* _Task instructions_:
Review the listing and copy each line that holds the word "this".

------ Data extract ------

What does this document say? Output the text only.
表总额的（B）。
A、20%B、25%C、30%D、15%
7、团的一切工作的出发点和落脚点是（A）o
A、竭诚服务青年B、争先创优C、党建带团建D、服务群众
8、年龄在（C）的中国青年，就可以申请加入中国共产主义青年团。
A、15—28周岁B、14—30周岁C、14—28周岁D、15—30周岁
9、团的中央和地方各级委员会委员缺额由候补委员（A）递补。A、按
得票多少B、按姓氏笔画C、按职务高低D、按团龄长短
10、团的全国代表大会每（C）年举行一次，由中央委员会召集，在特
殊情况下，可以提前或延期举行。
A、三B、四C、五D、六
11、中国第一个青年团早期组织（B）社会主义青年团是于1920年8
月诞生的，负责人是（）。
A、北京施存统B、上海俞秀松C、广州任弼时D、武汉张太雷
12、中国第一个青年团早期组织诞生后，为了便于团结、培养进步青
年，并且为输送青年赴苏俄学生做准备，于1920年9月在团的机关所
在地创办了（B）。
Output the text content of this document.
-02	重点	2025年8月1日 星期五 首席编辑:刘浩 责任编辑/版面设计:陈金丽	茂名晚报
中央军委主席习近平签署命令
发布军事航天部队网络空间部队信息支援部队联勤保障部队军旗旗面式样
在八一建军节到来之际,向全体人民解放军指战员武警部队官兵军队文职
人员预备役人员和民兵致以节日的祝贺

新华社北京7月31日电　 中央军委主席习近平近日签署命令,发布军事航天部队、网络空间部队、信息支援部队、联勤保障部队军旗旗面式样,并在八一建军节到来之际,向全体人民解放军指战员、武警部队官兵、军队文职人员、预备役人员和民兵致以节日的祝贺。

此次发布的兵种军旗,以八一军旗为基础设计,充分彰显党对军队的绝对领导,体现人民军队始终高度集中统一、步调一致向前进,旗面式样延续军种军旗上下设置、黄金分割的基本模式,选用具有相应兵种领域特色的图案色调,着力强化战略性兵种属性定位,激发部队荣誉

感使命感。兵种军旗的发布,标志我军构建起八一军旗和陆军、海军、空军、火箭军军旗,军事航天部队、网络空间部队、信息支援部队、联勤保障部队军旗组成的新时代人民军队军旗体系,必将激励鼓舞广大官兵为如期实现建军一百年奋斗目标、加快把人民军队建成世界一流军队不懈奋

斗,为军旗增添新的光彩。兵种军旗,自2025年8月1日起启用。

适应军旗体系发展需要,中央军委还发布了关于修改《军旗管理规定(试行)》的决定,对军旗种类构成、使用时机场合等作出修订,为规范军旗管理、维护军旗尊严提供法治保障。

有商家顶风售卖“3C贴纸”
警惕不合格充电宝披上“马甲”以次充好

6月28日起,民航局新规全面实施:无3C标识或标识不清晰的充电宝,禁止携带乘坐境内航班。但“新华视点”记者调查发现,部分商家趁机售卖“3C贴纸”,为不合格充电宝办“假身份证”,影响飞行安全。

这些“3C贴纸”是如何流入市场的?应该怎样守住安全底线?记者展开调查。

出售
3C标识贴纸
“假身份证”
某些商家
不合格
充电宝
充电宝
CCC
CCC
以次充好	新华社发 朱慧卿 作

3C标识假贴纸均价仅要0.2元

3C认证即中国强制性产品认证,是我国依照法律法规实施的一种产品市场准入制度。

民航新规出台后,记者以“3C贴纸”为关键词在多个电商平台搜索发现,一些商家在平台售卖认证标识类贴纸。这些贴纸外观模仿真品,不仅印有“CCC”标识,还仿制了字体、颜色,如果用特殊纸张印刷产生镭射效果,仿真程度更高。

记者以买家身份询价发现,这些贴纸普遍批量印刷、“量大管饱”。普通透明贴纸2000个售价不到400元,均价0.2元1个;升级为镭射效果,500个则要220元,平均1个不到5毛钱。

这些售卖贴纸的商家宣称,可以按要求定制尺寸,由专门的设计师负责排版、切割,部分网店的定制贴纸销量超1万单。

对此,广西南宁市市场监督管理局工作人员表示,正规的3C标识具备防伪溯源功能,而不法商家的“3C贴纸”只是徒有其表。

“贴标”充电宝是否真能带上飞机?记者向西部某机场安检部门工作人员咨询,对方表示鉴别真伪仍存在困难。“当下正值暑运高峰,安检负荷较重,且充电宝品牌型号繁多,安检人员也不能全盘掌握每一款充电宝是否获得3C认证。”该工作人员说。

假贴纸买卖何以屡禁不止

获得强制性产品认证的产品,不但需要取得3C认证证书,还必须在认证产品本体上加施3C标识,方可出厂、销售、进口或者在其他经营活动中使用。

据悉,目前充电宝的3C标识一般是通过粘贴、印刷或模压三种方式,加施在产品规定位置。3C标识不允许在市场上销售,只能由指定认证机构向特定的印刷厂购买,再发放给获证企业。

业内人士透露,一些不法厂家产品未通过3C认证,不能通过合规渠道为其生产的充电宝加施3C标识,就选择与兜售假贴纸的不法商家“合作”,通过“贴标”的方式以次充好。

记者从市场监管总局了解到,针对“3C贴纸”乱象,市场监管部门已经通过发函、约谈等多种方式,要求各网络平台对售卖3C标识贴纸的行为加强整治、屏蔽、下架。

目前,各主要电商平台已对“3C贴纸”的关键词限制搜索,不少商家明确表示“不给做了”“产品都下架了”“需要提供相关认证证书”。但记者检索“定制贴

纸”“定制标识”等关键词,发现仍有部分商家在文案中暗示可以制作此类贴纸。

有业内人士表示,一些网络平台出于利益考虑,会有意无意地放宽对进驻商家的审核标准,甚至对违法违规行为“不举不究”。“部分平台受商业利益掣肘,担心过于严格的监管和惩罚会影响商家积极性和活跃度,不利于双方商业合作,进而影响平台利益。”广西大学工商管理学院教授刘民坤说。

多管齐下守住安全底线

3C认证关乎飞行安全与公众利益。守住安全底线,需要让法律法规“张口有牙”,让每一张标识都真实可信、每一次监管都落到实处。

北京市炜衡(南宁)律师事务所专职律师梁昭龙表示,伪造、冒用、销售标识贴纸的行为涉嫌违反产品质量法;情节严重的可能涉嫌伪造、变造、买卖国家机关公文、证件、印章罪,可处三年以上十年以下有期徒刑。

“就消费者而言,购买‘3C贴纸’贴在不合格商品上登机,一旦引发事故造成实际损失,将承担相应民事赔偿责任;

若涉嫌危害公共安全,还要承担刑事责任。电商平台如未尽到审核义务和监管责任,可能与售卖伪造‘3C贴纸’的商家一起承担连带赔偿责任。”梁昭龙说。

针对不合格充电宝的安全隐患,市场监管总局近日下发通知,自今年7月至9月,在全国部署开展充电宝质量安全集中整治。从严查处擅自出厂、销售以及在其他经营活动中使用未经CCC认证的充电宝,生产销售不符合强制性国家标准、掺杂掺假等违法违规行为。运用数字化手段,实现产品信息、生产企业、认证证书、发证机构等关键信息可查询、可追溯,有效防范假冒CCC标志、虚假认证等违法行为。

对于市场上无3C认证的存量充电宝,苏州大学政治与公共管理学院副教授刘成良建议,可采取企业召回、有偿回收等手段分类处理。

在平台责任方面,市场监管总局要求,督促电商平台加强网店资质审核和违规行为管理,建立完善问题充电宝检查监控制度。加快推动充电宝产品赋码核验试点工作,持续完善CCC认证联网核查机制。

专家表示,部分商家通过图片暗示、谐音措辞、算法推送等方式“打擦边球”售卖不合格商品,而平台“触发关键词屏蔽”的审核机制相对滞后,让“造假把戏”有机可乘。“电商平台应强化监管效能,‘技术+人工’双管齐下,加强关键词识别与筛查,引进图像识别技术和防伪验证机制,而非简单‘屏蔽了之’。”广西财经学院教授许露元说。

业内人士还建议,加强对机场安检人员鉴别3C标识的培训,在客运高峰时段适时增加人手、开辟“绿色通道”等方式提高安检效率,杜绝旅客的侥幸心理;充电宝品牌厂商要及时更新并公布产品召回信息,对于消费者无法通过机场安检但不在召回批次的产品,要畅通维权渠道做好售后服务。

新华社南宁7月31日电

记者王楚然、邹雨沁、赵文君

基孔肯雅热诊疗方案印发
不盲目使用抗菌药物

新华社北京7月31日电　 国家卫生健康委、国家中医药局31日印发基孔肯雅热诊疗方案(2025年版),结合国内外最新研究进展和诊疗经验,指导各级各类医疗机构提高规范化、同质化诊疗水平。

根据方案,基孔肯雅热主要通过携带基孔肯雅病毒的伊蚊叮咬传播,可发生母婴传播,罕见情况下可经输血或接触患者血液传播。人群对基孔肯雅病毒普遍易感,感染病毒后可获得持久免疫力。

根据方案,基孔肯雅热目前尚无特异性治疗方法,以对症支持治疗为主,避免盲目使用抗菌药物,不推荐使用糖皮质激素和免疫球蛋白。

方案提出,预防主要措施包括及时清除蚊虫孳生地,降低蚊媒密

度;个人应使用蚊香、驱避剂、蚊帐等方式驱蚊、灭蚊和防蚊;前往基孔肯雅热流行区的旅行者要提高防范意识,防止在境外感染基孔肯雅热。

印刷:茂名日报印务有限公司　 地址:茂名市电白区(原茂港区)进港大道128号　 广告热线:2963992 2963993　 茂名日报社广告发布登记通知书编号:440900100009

------

* _Completed exercise_:
What does this document say? Output the text only.
Output the text content of this document.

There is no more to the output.